JOB:
Reproduce each line of the listing exactly.

+ + + + +

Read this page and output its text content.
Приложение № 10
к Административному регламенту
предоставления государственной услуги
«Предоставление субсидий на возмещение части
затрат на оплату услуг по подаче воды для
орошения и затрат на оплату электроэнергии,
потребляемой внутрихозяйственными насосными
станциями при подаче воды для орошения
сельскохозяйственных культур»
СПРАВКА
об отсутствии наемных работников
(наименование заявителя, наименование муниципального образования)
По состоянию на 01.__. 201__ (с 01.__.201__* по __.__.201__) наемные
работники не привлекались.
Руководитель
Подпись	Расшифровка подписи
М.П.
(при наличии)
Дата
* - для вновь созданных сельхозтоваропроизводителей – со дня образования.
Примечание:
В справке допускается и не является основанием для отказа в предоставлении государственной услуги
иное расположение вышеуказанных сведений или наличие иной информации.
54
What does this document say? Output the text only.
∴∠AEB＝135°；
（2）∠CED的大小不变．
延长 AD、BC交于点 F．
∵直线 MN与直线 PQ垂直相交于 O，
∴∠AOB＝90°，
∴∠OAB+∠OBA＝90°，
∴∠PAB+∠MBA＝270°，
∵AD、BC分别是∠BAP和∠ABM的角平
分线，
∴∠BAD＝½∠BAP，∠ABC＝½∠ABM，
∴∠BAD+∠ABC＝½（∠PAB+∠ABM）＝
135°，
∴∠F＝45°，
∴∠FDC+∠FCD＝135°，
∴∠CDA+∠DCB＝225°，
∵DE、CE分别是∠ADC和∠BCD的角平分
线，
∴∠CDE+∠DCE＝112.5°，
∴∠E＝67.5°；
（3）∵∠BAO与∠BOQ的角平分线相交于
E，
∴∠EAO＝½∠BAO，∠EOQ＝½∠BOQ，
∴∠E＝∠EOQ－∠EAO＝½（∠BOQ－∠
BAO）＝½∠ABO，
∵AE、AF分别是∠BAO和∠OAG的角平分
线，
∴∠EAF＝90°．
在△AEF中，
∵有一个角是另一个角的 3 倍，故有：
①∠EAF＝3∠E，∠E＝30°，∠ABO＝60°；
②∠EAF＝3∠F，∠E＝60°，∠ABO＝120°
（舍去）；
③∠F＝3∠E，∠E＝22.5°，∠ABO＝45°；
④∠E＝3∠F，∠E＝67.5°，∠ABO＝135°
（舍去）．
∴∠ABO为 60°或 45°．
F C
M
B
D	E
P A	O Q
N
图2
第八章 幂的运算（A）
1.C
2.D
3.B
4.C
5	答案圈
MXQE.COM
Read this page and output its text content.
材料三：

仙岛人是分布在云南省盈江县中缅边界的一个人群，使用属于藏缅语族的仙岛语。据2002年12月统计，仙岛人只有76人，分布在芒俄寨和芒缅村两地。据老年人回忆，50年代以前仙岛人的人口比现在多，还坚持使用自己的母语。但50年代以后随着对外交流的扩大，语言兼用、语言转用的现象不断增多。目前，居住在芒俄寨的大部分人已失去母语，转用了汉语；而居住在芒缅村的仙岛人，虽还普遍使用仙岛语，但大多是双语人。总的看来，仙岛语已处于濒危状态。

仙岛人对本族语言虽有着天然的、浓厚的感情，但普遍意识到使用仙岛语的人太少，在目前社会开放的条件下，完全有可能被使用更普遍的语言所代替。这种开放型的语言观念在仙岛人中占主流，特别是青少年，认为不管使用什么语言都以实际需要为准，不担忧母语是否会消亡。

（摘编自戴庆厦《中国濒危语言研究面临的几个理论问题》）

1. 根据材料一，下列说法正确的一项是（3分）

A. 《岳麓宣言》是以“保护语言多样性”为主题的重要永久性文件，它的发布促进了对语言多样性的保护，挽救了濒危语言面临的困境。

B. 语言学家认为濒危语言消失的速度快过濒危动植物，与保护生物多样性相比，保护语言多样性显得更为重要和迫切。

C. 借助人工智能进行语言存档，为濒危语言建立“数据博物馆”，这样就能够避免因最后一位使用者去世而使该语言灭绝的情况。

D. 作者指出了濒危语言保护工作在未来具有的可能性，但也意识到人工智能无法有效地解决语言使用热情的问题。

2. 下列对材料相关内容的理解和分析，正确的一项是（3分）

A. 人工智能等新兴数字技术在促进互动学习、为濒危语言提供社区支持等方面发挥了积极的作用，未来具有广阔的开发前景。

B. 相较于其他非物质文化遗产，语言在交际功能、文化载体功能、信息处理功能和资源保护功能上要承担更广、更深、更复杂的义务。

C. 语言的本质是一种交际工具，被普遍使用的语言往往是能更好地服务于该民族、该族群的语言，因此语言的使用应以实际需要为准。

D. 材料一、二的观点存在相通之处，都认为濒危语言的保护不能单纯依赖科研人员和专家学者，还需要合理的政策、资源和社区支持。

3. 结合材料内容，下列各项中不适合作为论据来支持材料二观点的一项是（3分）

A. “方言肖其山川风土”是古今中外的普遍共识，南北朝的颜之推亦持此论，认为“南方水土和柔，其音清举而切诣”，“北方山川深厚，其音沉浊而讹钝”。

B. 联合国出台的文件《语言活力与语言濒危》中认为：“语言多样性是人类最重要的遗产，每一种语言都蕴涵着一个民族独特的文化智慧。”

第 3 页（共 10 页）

+ + + + +

THE RESULT:
Read this page and output its text content.
Приложение № 10
к Административному регламенту
предоставления государственной услуги
«Предоставление субсидий на возмещение части
затрат на оплату услуг по подаче воды для
орошения и затрат на оплату электроэнергии,
потребляемой внутрихозяйственными насосными
станциями при подаче воды для орошения
сельскохозяйственных культур»
СПРАВКА
об отсутствии наемных работников
(наименование заявителя, наименование муниципального образования)
По состоянию на 01.__. 201__ (с 01.__.201__* по __.__.201__) наемные
работники не привлекались.
Руководитель
Подпись	Расшифровка подписи
М.П.
(при наличии)
Дата
* - для вновь созданных сельхозтоваропроизводителей – со дня образования.
Примечание:
В справке допускается и не является основанием для отказа в предоставлении государственной услуги
иное расположение вышеуказанных сведений или наличие иной информации.
54
What does this document say? Output the text only.
∴∠AEB＝135°；
（2）∠CED的大小不变．
延长 AD、BC交于点 F．
∵直线 MN与直线 PQ垂直相交于 O，
∴∠AOB＝90°，
∴∠OAB+∠OBA＝90°，
∴∠PAB+∠MBA＝270°，
∵AD、BC分别是∠BAP和∠ABM的角平
分线，
∴∠BAD＝½∠BAP，∠ABC＝½∠ABM，
∴∠BAD+∠ABC＝½（∠PAB+∠ABM）＝
135°，
∴∠F＝45°，
∴∠FDC+∠FCD＝135°，
∴∠CDA+∠DCB＝225°，
∵DE、CE分别是∠ADC和∠BCD的角平分
线，
∴∠CDE+∠DCE＝112.5°，
∴∠E＝67.5°；
（3）∵∠BAO与∠BOQ的角平分线相交于
E，
∴∠EAO＝½∠BAO，∠EOQ＝½∠BOQ，
∴∠E＝∠EOQ－∠EAO＝½（∠BOQ－∠
BAO）＝½∠ABO，
∵AE、AF分别是∠BAO和∠OAG的角平分
线，
∴∠EAF＝90°．
在△AEF中，
∵有一个角是另一个角的 3 倍，故有：
①∠EAF＝3∠E，∠E＝30°，∠ABO＝60°；
②∠EAF＝3∠F，∠E＝60°，∠ABO＝120°
（舍去）；
③∠F＝3∠E，∠E＝22.5°，∠ABO＝45°；
④∠E＝3∠F，∠E＝67.5°，∠ABO＝135°
（舍去）．
∴∠ABO为 60°或 45°．
F C
M
B
D	E
P A	O Q
N
图2
第八章 幂的运算（A）
1.C
2.D
3.B
4.C
5	答案圈
MXQE.COM
Read this page and output its text content.
材料三：

仙岛人是分布在云南省盈江县中缅边界的一个人群，使用属于藏缅语族的仙岛语。据2002年12月统计，仙岛人只有76人，分布在芒俄寨和芒缅村两地。据老年人回忆，50年代以前仙岛人的人口比现在多，还坚持使用自己的母语。但50年代以后随着对外交流的扩大，语言兼用、语言转用的现象不断增多。目前，居住在芒俄寨的大部分人已失去母语，转用了汉语；而居住在芒缅村的仙岛人，虽还普遍使用仙岛语，但大多是双语人。总的看来，仙岛语已处于濒危状态。

仙岛人对本族语言虽有着天然的、浓厚的感情，但普遍意识到使用仙岛语的人太少，在目前社会开放的条件下，完全有可能被使用更普遍的语言所代替。这种开放型的语言观念在仙岛人中占主流，特别是青少年，认为不管使用什么语言都以实际需要为准，不担忧母语是否会消亡。

（摘编自戴庆厦《中国濒危语言研究面临的几个理论问题》）

1. 根据材料一，下列说法正确的一项是（3分）

A. 《岳麓宣言》是以“保护语言多样性”为主题的重要永久性文件，它的发布促进了对语言多样性的保护，挽救了濒危语言面临的困境。

B. 语言学家认为濒危语言消失的速度快过濒危动植物，与保护生物多样性相比，保护语言多样性显得更为重要和迫切。

C. 借助人工智能进行语言存档，为濒危语言建立“数据博物馆”，这样就能够避免因最后一位使用者去世而使该语言灭绝的情况。

D. 作者指出了濒危语言保护工作在未来具有的可能性，但也意识到人工智能无法有效地解决语言使用热情的问题。

2. 下列对材料相关内容的理解和分析，正确的一项是（3分）

A. 人工智能等新兴数字技术在促进互动学习、为濒危语言提供社区支持等方面发挥了积极的作用，未来具有广阔的开发前景。

B. 相较于其他非物质文化遗产，语言在交际功能、文化载体功能、信息处理功能和资源保护功能上要承担更广、更深、更复杂的义务。

C. 语言的本质是一种交际工具，被普遍使用的语言往往是能更好地服务于该民族、该族群的语言，因此语言的使用应以实际需要为准。

D. 材料一、二的观点存在相通之处，都认为濒危语言的保护不能单纯依赖科研人员和专家学者，还需要合理的政策、资源和社区支持。

3. 结合材料内容，下列各项中不适合作为论据来支持材料二观点的一项是（3分）

A. “方言肖其山川风土”是古今中外的普遍共识，南北朝的颜之推亦持此论，认为“南方水土和柔，其音清举而切诣”，“北方山川深厚，其音沉浊而讹钝”。

B. 联合国出台的文件《语言活力与语言濒危》中认为：“语言多样性是人类最重要的遗产，每一种语言都蕴涵着一个民族独特的文化智慧。”

第 3 页（共 10 页）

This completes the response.